- Kutipan Dokumen:
╔══

Kelebihan lainnya dari film ini adalah treatment yang digunakan untuk bagian ketika Thor, Jane, dan Valkyrie melawan Gorr di Shadow Realm. Di situ, (spoiler alert) film berubah jadi tidak berwarna, seperti film hitam putih, tetapi sesekali ada warna yang muncul dari petir Thor. Itu menarik banget—sebuah pendekatan visual yang belum pernah aku lihat di film-film MCU sebelumnya.

Di sisi lain, pada beberapa adegan, visual film ini menjadi cantik berkat warna-warninya. Bahkan, kostum Thor dalam film ini juga dibuat lebih heboh serta berwarna-warni. Dibandingkan dengan dua film Thor yang pertama, aku suka sekali dengan visual Thor: Love and Thunder. Efek CGI-nya juga keren—ya memang tidak perlu diragukan lagi sih, namanya juga film MCU.

╚══

- Tugas Latihan 1:
Tulis ulang bagian ulasan film tersebut, mulai dari "Kelebihan lainnya dari" hingga "film-film MCU sebelumnya.", lalu tukar "Shadow Realm" dengan "Alam Bayangan".
- Tugas Latihan 2:
Menurut ulasan film ini, dari mana warna sesekali muncul ketika film berubah menjadi hitam putih?
- Tugas Latihan 3:
Teruskan ulasan film Thor: Love and Thunder ini dari bagian tempat teksnya berakhir.
Daftar pada segmen data tidak berhubungan dengan ulasan film ini.

- Segmen Data:
╔══

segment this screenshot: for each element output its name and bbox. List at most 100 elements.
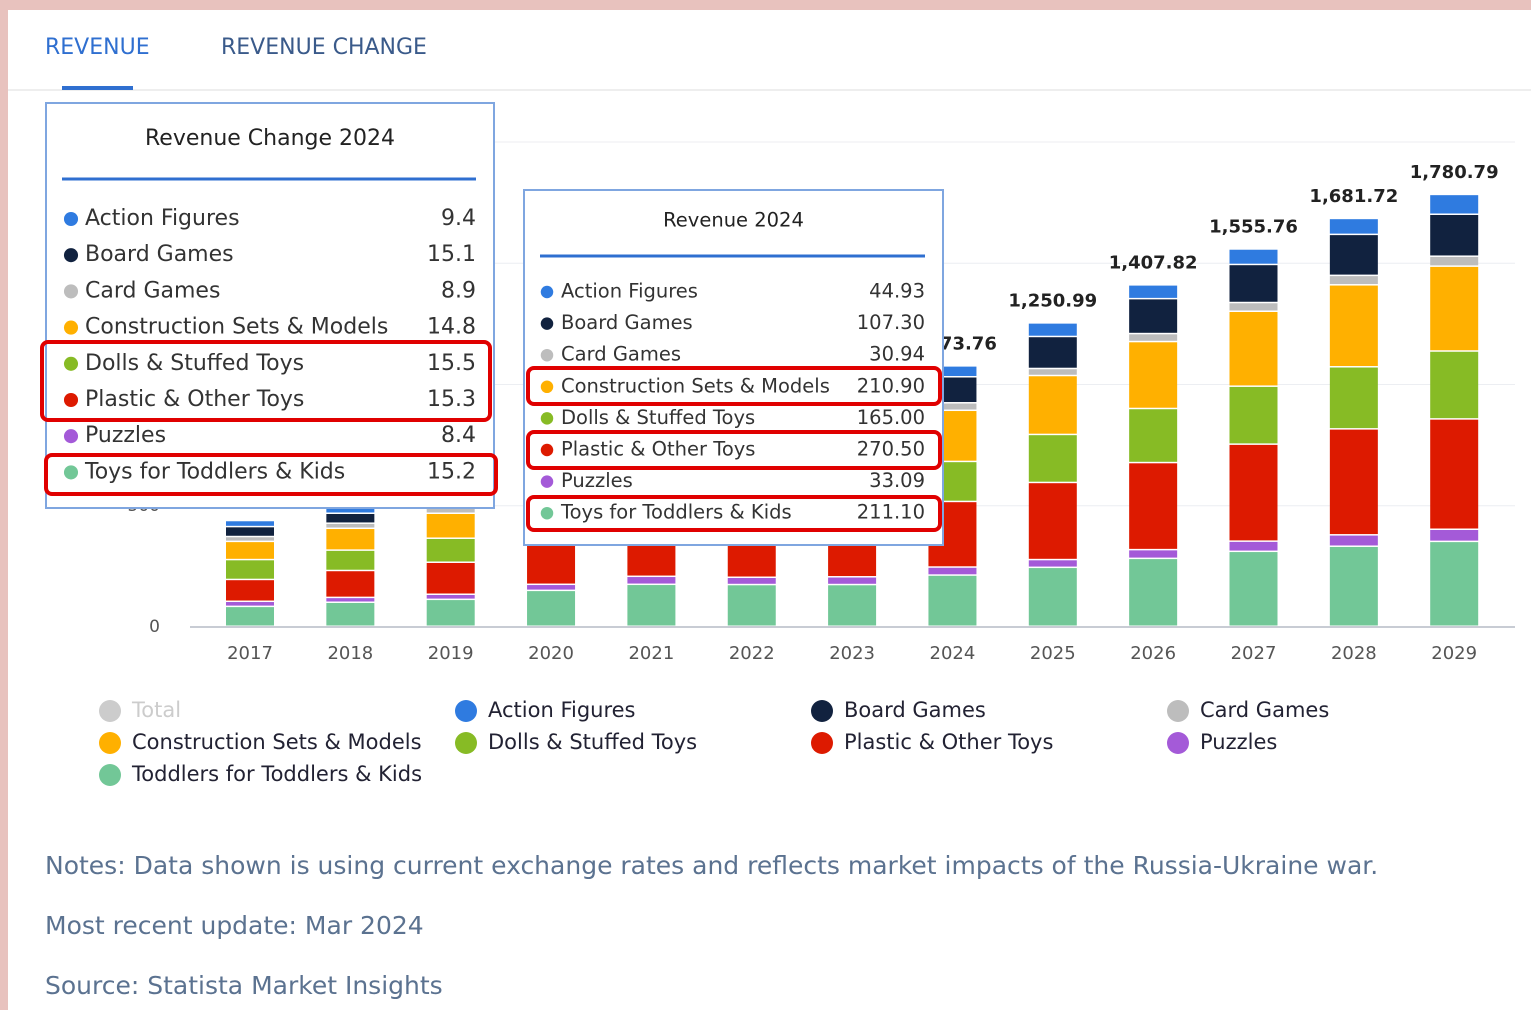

╚══

- Jawaban Tertulis 1:
Kelebihan lainnya dari film ini adalah treatment yang digunakan untuk bagian ketika Thor, Jane, dan Valkyrie melawan Gorr di Alam Bayangan. Di situ, (spoiler alert) film berubah jadi tidak berwarna, seperti film hitam putih, tetapi sesekali ada warna yang muncul dari petir Thor. Itu menarik banget—sebuah pendekatan visual yang belum pernah aku lihat di film-film MCU sebelumnya.

- Jawaban Tertulis 2:
Warna itu muncul dari petir Thor.

- Jawaban Tertulis 3:
Oh iya, (spoiler alert) beberapa orang mungkin berharap di film ini ada elemen multisemestanya atau ada koneksi dengan Avengers lainnya, tetapi aku suka dengan tidak adanya itu semua. Kalau ada multisemesta di film ini, itu akan membuat elemen multisemesta membosankan karena terlalu sering digunakan. Kemudian, dengan tidak adanya koneksi dengan Avengers lain, film ini terasa lebih otentik dan fokus pada Thor dan Jane.

 

Kelemahan

Kalau kalian suka dengan “Thor: Ragnarok” (2017), mungkin kalian akan tidak setuju dengan pendapatku ini. Aku kurang suka dengan candaan film ini pada beberapa bagian. Ada beberapa adegan yang diselipkan lelucon, tetapi itu tidak pada tempatnya sehingga membuat komedi film ini too much. Misal, (spoiler alert) ketika Thor menyelamatkan Sif, ada dialog yang lucu, padahal saat itu Sif sedang sekarat dan sudah lama sekali penonton tidak melihat Sif. Bahkan, kita tidak tahu pasti apakah Sif mati atau masih hidup selama ini. Namun, kemunculannya yang sebentar itu malah dibuat candaan.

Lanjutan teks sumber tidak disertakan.